- **Exercise instructions**
Copy each line of the records that holds the string "text".
begin Given entries
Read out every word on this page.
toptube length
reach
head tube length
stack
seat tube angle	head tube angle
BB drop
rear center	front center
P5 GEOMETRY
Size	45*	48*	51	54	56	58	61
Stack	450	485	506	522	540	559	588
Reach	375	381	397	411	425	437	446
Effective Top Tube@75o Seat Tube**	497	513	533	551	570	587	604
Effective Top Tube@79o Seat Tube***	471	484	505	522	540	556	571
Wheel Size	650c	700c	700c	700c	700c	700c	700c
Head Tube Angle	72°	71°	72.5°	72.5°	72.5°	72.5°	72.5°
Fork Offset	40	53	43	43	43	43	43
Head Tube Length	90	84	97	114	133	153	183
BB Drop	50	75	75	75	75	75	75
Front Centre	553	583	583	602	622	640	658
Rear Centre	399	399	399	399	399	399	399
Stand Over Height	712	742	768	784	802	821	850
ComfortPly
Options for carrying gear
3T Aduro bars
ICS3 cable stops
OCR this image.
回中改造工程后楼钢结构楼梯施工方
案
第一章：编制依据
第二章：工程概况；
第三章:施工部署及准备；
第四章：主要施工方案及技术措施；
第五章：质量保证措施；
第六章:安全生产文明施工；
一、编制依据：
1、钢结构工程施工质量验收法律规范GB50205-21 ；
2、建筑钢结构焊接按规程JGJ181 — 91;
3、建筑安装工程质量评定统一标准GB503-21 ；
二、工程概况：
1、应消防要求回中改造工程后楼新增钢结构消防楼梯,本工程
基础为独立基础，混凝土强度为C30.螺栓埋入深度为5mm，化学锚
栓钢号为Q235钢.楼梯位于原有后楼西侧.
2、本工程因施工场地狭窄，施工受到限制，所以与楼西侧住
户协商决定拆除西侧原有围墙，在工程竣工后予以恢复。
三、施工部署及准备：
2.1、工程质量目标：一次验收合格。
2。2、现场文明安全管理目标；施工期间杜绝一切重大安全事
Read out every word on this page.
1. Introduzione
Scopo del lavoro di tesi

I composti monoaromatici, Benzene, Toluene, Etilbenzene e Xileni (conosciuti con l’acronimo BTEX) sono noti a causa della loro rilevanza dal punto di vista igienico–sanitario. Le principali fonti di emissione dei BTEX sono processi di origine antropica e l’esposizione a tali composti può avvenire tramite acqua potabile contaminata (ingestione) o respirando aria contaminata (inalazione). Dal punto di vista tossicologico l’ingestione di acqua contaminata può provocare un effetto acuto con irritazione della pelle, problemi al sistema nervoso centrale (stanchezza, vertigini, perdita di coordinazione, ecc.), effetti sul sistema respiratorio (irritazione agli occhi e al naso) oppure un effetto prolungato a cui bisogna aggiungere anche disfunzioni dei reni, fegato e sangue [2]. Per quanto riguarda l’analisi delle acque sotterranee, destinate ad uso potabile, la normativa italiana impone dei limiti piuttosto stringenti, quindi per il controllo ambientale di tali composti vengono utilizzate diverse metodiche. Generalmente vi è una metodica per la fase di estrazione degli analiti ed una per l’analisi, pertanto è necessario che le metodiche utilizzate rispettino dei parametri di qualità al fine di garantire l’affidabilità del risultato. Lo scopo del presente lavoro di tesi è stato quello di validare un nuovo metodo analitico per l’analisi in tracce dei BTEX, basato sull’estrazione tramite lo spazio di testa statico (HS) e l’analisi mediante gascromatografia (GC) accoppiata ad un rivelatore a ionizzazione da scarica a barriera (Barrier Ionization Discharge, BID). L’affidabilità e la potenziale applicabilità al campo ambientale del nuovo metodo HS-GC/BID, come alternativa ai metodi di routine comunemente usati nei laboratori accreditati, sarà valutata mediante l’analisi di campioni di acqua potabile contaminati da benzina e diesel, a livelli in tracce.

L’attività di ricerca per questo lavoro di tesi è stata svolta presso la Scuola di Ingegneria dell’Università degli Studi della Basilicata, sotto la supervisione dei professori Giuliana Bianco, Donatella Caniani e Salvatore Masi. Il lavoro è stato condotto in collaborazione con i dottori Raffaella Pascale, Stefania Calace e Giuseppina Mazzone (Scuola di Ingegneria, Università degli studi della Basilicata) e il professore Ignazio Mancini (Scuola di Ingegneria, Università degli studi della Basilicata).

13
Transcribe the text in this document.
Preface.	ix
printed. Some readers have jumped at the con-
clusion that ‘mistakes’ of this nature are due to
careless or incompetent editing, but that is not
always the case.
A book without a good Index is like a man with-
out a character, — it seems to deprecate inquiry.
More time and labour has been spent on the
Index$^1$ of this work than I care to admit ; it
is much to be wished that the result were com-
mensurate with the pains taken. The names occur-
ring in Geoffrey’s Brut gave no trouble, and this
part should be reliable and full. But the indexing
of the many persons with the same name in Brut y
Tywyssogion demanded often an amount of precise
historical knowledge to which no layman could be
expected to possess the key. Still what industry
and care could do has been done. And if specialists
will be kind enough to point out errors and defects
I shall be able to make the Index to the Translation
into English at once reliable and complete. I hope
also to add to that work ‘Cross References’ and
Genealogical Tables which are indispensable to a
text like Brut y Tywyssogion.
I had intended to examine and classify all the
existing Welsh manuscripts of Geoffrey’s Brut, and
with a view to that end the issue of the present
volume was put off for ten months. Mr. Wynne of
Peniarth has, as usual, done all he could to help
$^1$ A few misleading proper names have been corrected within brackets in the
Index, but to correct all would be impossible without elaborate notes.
end Given entries
- **Answer below**
Transcribe the text in this document.
text like Brut y Tywyssogion.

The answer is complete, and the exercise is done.